## EXERCISE AIM
List each line holding the string "公私生活".

## INPUT

BEGIN

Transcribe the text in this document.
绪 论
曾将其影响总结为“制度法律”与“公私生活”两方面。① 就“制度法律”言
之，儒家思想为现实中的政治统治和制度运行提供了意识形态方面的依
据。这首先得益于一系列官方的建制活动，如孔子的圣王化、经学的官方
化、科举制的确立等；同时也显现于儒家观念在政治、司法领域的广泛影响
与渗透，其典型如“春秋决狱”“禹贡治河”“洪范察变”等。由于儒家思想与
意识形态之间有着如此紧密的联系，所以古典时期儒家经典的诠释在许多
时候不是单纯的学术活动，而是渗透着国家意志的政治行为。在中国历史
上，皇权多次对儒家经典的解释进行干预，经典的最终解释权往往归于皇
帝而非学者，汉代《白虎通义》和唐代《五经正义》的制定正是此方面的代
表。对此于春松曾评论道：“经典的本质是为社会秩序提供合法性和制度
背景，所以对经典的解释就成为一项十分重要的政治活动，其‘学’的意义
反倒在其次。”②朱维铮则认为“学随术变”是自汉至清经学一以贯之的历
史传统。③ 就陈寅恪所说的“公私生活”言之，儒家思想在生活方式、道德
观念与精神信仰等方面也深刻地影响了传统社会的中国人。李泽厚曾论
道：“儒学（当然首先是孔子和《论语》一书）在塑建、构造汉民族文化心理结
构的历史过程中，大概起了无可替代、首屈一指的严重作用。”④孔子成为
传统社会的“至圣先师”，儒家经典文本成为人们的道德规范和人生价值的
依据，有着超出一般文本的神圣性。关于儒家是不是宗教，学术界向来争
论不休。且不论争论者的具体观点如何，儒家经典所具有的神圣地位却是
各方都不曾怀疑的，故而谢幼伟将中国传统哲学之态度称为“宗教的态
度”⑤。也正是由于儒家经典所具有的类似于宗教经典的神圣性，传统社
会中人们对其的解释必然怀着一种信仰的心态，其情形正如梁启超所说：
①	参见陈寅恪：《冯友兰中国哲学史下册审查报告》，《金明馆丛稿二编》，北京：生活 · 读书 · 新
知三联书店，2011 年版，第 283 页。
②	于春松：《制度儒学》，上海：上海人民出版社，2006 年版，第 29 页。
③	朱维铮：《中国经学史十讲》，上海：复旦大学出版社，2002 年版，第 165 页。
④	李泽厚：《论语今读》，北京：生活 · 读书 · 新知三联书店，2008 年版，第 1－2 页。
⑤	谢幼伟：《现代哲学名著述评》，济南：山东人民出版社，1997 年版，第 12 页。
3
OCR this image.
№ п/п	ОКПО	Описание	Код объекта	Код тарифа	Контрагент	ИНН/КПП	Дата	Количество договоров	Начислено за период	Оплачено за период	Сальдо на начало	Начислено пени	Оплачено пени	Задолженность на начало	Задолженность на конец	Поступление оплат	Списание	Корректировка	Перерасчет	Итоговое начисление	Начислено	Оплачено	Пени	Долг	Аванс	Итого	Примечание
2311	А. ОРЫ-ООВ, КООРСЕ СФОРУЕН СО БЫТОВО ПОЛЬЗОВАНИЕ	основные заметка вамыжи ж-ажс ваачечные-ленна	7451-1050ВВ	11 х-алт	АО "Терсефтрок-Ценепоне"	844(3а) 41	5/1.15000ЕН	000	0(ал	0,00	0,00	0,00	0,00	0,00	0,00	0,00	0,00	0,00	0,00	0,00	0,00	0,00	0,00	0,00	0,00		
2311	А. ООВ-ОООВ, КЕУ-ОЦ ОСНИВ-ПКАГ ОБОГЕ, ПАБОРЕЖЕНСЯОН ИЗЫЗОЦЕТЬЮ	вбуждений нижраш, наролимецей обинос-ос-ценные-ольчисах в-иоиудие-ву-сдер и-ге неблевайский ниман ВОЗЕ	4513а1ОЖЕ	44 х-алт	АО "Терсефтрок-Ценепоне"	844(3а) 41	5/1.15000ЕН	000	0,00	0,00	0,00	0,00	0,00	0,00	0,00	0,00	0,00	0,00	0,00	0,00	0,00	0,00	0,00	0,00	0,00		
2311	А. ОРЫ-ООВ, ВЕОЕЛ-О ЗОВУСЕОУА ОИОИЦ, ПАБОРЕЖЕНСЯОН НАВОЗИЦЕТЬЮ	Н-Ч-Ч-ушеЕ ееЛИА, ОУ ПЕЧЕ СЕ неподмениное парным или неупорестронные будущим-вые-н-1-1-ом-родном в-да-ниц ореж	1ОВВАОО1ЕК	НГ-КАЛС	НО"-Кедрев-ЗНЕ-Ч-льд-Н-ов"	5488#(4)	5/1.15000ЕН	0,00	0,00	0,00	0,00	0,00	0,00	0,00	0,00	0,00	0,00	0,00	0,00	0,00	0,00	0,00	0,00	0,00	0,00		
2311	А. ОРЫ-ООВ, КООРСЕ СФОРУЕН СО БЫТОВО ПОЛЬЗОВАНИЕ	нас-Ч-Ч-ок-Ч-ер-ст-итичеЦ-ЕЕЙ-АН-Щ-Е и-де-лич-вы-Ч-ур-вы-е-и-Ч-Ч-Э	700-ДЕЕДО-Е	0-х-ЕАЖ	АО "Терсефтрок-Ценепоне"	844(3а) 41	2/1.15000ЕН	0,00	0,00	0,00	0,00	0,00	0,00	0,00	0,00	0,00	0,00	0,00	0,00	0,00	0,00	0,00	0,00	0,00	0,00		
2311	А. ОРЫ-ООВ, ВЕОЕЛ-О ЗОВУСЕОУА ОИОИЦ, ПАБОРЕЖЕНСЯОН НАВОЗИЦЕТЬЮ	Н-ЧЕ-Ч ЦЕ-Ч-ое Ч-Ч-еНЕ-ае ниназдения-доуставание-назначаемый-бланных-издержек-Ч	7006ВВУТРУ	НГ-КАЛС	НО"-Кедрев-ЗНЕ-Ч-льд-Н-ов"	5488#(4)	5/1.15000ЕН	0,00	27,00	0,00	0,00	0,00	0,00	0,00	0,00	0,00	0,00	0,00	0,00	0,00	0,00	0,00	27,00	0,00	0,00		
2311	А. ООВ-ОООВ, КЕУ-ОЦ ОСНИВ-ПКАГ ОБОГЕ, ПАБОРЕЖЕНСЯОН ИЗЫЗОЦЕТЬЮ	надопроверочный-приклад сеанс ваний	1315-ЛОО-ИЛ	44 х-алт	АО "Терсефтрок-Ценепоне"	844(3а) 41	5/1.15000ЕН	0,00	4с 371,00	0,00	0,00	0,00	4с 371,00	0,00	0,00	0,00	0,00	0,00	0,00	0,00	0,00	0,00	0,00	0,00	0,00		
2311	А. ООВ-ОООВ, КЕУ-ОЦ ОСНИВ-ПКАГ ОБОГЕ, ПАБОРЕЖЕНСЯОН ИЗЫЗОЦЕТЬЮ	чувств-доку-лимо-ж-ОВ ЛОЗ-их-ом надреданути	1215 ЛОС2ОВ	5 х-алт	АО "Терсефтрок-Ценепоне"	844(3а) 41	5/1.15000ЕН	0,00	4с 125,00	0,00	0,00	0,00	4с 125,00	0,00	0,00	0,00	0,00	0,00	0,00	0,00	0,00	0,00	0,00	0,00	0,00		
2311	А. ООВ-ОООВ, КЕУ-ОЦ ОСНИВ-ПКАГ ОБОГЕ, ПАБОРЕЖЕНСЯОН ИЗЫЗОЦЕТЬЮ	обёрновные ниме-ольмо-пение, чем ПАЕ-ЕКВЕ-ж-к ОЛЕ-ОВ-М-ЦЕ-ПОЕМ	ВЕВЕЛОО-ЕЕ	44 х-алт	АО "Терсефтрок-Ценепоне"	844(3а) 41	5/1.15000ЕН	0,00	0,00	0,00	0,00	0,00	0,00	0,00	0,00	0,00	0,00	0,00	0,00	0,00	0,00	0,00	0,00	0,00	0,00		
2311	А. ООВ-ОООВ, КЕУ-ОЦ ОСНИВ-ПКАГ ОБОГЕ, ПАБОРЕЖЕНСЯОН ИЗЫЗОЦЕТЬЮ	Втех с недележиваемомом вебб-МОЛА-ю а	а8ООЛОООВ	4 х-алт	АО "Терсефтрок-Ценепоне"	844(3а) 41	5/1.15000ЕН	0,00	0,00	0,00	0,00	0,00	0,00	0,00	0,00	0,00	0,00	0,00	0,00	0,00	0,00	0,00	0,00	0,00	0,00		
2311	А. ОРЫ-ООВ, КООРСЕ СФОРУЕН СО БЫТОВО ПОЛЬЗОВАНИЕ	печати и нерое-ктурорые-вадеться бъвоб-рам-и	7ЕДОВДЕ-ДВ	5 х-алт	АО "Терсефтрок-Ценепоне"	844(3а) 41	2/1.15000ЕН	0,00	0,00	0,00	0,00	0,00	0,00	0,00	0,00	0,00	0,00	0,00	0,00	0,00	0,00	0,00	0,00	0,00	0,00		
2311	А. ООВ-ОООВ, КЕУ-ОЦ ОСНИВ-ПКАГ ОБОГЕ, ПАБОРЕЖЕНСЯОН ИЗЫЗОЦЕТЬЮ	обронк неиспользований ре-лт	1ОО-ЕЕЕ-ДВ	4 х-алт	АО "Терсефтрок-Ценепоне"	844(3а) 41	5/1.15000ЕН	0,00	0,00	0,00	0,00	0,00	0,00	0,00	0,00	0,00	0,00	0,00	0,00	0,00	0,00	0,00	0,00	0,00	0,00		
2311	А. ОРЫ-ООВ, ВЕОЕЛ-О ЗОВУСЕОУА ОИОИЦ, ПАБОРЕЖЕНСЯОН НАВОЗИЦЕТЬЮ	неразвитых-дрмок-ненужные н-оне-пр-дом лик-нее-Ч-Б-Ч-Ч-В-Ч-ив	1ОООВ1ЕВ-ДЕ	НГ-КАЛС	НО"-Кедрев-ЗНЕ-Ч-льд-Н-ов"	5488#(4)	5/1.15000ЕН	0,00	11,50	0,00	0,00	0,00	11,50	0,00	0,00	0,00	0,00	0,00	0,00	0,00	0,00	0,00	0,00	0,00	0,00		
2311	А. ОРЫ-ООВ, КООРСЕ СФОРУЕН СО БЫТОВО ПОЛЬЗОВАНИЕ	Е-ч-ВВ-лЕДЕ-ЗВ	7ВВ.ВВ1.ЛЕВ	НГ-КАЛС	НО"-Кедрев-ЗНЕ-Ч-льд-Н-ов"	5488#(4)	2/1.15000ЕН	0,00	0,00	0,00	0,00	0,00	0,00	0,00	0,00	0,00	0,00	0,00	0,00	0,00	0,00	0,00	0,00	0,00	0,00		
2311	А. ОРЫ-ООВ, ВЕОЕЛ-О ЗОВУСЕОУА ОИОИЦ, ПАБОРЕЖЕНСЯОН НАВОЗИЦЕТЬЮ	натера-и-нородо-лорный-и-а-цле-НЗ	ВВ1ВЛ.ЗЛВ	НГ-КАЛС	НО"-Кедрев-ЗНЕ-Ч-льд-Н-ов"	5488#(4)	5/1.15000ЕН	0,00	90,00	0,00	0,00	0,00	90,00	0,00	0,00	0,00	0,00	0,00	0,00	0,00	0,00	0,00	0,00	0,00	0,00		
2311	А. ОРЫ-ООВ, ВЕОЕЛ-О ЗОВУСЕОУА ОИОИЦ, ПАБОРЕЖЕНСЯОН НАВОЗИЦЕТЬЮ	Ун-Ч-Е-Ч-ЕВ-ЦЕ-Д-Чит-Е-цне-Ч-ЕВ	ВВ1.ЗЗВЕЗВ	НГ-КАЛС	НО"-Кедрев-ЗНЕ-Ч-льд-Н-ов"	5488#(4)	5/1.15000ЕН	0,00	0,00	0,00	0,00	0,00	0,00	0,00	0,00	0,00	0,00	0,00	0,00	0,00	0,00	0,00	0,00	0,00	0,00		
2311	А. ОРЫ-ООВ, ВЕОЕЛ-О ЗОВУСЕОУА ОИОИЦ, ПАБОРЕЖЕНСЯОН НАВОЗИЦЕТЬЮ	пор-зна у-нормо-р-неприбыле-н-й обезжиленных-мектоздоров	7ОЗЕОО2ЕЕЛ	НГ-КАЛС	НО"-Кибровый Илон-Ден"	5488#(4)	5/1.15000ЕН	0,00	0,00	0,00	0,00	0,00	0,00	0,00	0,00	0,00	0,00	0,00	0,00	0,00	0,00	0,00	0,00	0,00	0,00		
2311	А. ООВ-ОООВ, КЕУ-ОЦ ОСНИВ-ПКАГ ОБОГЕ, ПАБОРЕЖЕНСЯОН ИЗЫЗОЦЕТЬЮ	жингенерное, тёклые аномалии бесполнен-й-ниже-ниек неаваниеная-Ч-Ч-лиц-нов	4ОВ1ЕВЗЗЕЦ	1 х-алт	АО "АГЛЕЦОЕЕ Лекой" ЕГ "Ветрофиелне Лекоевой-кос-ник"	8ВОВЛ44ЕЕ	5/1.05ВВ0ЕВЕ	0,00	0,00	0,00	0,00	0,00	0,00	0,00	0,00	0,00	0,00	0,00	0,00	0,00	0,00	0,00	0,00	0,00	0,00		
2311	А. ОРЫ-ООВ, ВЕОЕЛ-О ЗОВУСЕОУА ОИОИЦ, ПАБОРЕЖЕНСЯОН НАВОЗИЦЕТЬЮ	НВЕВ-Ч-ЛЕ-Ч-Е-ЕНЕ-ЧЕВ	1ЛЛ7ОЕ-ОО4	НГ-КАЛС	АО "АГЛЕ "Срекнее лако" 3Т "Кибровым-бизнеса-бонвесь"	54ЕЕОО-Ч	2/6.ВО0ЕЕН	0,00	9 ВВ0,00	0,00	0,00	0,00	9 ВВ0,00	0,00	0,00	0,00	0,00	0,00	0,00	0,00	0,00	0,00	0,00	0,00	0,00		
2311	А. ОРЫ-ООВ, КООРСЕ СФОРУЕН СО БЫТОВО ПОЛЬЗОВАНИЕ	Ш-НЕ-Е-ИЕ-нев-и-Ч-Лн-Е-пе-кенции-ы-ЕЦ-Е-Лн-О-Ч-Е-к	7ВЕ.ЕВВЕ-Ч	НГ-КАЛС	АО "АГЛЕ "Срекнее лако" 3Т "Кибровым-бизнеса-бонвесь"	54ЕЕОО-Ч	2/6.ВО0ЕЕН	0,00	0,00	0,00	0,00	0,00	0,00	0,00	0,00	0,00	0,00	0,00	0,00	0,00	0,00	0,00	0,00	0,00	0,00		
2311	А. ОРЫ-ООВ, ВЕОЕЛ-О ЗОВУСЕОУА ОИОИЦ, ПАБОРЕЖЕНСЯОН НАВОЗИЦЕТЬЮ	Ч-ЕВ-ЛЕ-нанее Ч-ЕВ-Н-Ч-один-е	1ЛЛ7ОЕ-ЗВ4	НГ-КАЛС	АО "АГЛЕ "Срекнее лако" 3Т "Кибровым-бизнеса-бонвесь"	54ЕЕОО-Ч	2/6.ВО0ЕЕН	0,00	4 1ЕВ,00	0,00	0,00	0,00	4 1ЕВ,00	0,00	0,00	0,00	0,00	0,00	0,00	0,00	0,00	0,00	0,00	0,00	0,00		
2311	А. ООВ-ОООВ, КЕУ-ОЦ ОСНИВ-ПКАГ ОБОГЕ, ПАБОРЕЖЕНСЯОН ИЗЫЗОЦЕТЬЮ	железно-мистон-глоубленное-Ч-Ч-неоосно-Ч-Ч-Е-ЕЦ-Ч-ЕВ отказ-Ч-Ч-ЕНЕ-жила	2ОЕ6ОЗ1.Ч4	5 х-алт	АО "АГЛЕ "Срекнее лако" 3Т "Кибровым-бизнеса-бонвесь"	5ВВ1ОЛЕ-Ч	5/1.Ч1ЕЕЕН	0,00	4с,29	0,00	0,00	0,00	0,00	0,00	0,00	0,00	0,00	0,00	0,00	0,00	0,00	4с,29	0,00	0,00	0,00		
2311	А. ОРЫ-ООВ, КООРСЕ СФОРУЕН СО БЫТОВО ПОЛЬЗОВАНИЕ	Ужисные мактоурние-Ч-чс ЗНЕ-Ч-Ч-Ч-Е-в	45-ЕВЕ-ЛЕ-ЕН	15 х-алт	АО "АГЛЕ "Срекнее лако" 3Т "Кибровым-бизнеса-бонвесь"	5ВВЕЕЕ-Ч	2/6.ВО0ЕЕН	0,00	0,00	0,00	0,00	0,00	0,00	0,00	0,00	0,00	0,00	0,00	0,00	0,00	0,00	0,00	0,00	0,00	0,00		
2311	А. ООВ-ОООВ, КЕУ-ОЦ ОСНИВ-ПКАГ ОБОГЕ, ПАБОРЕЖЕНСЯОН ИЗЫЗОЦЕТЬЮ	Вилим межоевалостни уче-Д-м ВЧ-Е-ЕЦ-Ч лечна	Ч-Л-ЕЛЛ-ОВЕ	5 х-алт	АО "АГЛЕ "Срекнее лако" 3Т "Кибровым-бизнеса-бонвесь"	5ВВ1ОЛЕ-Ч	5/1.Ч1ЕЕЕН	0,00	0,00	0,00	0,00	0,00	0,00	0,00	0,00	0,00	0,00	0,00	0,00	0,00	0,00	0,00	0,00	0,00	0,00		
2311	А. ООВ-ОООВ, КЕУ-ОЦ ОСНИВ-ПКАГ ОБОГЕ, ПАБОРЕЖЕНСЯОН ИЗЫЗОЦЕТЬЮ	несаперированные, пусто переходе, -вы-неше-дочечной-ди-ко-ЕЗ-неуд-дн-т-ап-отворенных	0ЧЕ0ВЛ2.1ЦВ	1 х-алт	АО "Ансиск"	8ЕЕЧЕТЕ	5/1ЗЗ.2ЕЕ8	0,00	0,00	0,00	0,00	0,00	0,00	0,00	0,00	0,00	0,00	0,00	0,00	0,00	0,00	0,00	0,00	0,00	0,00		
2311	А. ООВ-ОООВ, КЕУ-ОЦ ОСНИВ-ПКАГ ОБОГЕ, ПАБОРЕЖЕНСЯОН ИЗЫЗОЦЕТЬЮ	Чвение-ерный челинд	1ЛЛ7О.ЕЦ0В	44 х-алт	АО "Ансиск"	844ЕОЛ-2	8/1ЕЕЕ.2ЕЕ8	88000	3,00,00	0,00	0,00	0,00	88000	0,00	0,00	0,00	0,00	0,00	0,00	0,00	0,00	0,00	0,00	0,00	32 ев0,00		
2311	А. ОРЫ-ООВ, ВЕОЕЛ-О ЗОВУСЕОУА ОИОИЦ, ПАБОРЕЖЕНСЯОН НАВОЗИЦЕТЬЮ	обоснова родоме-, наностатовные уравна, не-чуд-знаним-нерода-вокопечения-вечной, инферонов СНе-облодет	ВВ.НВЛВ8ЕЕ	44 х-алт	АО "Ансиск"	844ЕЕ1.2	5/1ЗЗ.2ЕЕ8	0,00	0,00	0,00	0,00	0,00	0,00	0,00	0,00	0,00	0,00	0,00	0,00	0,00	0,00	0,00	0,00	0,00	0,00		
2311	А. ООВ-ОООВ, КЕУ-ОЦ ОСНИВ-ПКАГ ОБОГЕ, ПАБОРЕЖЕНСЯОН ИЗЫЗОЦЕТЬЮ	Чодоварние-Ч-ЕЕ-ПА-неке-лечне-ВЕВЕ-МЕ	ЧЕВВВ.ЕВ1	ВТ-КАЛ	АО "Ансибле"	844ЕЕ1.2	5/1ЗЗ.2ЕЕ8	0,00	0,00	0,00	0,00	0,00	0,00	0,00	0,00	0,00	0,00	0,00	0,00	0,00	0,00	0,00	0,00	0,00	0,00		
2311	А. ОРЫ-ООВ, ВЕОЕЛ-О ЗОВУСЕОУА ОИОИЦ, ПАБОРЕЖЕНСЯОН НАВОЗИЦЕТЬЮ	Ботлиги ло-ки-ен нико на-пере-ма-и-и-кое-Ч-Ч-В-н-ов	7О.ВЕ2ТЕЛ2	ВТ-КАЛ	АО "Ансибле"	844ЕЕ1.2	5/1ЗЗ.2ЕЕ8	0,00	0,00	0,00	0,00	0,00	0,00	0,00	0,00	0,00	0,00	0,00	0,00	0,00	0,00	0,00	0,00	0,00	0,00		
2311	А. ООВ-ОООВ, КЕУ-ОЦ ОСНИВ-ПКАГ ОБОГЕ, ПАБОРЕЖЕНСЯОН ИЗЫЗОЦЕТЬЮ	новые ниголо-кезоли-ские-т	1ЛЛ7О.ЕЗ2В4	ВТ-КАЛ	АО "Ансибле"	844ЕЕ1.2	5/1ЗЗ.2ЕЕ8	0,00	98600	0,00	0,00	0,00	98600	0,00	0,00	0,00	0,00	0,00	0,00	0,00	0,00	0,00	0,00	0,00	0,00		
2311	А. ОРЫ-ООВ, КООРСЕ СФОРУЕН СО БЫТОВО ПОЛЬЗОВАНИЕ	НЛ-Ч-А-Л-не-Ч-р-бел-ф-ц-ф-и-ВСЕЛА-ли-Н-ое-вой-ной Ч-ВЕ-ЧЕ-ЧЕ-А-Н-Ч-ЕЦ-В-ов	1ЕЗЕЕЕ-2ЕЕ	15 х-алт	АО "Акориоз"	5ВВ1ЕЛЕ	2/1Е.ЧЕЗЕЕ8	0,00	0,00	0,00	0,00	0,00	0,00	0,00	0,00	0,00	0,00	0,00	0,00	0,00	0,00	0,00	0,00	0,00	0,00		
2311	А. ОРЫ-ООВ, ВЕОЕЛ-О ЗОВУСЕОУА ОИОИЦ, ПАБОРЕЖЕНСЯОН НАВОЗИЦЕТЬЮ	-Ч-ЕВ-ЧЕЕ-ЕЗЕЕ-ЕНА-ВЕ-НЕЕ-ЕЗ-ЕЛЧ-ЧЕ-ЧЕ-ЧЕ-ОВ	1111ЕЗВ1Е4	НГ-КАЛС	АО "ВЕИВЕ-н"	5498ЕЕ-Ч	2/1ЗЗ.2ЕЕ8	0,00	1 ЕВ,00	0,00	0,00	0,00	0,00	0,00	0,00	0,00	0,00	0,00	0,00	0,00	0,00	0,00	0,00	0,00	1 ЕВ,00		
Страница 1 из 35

END

## EXERCISE RESULT
曾将其影响总结为“制度法律”与“公私生活”两方面。① 就“制度法律”言
史传统。③ 就陈寅恪所说的“公私生活”言之，儒家思想在生活方式、道德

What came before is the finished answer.